**What the task asks**. From the entries below, copy every line that holds the word "color".

**Input material**.
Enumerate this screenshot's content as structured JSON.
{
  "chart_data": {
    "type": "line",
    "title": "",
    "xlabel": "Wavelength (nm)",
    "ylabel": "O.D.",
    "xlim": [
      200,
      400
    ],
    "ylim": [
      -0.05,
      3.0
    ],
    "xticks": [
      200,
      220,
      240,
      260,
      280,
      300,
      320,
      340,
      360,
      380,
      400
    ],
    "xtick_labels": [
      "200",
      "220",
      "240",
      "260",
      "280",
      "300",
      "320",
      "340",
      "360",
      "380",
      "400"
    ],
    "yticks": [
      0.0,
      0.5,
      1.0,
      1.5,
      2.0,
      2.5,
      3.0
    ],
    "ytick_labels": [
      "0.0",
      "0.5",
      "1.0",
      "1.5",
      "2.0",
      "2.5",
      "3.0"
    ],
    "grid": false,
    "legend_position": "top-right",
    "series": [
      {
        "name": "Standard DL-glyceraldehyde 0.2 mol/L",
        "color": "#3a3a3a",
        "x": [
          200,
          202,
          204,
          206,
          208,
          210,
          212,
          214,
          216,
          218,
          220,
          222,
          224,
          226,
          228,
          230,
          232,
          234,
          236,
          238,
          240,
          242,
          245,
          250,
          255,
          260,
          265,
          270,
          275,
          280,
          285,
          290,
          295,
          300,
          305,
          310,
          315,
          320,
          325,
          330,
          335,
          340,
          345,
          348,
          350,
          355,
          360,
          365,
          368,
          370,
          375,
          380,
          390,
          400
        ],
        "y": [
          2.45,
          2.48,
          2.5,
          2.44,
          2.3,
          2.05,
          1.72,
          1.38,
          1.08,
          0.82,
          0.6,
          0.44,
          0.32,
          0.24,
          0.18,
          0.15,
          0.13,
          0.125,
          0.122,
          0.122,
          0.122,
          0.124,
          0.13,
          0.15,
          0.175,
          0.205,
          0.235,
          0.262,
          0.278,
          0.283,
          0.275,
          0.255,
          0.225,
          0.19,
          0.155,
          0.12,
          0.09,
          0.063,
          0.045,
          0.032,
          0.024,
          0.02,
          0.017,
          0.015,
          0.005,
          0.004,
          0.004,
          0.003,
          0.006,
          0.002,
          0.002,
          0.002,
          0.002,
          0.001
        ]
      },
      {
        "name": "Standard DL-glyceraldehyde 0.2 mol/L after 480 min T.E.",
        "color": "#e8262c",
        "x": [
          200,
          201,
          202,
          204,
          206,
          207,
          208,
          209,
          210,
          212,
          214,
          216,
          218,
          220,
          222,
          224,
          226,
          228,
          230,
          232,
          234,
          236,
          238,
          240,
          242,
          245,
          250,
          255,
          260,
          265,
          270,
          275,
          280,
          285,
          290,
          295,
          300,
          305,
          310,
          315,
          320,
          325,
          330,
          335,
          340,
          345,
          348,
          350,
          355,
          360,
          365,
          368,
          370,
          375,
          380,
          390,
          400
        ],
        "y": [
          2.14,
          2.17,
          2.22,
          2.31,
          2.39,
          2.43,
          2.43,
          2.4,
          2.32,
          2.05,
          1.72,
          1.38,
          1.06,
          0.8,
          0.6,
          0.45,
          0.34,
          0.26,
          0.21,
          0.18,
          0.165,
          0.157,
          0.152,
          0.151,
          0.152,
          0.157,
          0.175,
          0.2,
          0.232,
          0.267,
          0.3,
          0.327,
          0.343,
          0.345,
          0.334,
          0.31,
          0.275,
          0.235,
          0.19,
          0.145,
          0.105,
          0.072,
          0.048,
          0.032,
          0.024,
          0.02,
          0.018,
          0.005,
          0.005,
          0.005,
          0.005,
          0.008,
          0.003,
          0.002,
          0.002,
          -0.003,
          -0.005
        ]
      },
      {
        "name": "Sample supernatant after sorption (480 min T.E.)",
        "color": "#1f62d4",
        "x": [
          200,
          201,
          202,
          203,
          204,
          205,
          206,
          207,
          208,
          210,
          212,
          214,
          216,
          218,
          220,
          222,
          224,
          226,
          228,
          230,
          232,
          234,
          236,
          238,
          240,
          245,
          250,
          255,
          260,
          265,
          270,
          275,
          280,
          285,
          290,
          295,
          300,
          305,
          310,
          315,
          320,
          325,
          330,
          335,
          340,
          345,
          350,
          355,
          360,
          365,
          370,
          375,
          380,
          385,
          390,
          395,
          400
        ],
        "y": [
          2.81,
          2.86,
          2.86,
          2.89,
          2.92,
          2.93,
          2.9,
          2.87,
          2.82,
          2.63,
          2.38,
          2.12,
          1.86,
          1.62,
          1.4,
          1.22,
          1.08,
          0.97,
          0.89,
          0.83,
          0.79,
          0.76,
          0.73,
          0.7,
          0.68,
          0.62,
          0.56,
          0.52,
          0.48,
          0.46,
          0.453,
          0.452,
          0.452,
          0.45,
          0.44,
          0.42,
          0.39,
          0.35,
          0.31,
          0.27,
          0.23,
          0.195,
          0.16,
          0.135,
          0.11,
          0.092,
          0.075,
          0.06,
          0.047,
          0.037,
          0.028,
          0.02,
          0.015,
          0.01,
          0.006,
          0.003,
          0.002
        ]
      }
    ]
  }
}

**Reply to the task**.
        "color": "#3a3a3a",
        "color": "#e8262c",
        "color": "#1f62d4",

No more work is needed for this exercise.